-- START RECORDS SUPPLIED --

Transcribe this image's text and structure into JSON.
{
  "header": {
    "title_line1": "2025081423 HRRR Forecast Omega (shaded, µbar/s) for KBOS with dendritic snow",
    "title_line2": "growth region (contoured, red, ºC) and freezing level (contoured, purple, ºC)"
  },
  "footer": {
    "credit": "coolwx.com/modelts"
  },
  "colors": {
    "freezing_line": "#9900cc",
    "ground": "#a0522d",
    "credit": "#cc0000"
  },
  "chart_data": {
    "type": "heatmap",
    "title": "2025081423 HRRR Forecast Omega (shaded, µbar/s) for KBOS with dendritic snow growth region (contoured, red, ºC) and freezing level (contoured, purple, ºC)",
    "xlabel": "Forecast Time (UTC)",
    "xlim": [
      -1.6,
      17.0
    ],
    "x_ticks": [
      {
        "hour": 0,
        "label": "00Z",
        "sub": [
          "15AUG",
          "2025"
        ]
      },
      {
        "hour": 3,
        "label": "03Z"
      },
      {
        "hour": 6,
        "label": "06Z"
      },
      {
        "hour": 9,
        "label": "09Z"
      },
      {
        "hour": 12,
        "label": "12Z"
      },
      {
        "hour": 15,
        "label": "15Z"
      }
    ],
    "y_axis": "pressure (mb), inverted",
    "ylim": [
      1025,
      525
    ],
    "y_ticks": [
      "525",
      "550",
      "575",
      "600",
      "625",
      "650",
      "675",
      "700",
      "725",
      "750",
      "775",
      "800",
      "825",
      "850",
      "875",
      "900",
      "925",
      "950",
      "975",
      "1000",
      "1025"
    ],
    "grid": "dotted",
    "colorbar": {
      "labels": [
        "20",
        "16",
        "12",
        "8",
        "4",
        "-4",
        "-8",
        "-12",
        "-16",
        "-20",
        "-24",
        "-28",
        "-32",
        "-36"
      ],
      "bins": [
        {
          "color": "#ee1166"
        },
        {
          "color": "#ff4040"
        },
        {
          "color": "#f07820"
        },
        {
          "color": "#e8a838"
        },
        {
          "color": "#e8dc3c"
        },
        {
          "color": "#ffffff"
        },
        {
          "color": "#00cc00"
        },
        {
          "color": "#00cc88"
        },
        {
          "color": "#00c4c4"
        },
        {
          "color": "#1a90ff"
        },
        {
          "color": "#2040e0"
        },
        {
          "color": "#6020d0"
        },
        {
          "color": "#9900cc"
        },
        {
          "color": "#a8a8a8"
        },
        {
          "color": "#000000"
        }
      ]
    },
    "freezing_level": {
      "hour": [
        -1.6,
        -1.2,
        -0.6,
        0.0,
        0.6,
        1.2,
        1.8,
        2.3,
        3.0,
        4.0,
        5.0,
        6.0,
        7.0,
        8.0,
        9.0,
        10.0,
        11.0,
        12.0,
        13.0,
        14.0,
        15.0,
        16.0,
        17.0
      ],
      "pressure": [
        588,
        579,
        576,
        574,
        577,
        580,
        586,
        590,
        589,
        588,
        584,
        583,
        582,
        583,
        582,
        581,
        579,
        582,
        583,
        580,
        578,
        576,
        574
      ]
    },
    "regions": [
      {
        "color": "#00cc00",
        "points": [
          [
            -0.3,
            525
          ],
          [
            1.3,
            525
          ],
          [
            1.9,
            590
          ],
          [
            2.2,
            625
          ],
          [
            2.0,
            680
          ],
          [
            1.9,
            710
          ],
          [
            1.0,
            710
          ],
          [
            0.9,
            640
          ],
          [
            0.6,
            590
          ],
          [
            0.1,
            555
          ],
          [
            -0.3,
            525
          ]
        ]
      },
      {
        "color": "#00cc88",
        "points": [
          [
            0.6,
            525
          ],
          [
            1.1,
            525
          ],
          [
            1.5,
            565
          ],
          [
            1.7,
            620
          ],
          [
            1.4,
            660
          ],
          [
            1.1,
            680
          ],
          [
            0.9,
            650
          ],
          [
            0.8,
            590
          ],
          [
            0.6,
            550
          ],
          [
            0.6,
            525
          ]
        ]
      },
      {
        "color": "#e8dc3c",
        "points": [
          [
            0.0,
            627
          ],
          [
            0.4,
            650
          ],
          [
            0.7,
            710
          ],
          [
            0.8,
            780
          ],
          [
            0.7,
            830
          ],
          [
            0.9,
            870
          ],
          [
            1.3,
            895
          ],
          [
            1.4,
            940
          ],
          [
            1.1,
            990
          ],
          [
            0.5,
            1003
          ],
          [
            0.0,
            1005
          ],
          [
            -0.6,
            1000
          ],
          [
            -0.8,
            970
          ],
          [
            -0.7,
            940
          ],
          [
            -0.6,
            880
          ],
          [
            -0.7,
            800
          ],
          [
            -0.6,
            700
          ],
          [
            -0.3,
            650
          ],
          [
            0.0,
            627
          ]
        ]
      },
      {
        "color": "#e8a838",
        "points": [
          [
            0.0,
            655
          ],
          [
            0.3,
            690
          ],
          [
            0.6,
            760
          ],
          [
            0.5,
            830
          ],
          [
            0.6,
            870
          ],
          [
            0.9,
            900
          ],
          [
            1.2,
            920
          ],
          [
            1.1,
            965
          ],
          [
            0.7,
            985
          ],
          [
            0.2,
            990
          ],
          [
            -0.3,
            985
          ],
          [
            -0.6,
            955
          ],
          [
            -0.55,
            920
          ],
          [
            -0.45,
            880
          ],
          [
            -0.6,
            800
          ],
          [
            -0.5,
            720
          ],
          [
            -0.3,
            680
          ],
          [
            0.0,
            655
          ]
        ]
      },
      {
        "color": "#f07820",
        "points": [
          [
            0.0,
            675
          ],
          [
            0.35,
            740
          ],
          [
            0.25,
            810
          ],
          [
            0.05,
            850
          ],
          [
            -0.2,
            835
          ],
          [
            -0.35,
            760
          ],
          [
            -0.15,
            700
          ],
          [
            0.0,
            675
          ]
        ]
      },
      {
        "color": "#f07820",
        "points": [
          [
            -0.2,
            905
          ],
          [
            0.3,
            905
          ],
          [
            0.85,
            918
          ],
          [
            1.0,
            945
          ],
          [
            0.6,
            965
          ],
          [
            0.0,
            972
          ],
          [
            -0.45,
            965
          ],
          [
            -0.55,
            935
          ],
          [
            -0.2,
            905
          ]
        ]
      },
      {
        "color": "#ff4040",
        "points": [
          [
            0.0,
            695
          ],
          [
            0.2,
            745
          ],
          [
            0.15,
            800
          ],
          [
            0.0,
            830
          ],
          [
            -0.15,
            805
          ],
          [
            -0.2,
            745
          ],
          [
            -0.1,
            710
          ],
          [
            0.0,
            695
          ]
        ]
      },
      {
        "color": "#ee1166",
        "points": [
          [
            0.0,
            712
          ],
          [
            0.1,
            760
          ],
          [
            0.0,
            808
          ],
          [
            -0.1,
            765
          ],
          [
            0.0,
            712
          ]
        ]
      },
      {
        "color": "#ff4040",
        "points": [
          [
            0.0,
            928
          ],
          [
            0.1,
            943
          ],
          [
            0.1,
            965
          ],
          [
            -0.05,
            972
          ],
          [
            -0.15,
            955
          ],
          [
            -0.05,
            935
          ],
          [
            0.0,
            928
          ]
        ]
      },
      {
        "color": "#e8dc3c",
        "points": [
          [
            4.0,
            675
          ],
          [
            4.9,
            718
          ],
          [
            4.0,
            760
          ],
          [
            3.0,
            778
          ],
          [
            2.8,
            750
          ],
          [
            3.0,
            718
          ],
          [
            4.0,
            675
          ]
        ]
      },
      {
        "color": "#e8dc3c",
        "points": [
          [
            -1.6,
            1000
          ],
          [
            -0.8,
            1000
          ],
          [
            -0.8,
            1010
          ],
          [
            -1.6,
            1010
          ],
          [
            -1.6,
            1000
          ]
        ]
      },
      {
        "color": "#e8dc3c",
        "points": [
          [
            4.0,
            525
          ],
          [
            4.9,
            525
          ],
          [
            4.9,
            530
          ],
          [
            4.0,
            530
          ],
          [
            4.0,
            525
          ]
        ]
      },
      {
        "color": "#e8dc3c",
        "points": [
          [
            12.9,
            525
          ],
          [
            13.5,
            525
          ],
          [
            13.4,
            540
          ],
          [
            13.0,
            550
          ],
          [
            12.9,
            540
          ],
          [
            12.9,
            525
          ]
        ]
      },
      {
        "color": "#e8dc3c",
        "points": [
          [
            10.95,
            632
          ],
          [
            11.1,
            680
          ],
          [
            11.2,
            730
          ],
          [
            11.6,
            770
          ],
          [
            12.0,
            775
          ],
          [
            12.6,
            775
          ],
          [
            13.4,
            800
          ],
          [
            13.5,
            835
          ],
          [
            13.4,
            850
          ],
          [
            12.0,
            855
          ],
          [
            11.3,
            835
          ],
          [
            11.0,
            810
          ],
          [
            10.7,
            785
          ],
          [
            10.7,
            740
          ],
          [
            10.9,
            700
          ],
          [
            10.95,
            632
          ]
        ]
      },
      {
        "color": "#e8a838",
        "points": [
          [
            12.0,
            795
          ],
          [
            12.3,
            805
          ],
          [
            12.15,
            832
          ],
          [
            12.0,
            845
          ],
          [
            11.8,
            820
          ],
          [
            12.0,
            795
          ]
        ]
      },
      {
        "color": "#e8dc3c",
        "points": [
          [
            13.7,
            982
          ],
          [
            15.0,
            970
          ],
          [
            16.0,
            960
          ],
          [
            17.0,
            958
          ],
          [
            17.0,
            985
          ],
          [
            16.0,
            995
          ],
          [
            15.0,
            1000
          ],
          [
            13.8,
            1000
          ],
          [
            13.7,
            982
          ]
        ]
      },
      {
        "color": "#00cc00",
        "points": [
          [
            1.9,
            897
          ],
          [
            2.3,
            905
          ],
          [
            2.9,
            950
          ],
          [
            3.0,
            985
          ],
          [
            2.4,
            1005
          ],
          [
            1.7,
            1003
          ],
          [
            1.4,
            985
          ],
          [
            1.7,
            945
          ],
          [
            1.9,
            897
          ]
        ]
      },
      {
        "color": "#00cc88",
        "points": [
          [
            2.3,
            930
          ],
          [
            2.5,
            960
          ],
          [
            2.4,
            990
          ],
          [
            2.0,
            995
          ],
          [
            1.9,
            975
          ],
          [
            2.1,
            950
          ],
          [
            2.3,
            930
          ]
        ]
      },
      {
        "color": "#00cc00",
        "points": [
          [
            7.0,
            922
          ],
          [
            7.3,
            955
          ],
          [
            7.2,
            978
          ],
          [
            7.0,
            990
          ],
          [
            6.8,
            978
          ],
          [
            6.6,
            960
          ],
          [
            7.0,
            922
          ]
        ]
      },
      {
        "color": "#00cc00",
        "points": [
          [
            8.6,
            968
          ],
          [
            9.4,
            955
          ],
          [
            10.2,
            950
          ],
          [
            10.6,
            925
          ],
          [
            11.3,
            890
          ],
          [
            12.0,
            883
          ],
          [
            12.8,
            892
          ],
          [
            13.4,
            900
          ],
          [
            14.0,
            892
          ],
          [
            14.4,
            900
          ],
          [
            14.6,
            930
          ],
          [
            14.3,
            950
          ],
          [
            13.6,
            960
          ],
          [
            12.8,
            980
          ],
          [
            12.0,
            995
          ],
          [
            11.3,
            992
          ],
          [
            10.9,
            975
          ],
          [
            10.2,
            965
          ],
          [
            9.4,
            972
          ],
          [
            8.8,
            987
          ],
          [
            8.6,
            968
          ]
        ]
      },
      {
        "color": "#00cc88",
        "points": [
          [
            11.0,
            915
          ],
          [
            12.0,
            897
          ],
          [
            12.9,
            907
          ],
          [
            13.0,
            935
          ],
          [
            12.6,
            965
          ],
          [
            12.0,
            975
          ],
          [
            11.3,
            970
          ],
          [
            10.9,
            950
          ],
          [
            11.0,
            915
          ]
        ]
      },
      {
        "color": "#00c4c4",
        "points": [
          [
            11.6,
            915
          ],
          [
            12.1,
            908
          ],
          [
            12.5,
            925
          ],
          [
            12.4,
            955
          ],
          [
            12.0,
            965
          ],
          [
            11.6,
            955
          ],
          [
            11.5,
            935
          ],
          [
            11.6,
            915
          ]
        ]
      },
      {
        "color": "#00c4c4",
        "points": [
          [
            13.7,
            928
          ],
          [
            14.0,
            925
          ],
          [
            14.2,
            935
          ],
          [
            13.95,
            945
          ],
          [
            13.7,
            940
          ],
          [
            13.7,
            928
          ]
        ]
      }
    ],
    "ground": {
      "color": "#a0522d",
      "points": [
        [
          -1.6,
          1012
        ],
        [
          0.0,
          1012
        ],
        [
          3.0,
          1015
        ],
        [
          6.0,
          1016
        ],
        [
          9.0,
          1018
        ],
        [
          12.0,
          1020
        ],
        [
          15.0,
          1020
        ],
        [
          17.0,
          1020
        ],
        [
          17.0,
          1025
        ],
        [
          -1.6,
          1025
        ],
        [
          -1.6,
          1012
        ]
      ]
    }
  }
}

-- END RECORDS SUPPLIED --

◆ WHAT THE TASK ASKS
Tally the lines of the preceding listing in which the word "pressure" appears; state nothing but the total.

◆ TASK ANSWER
2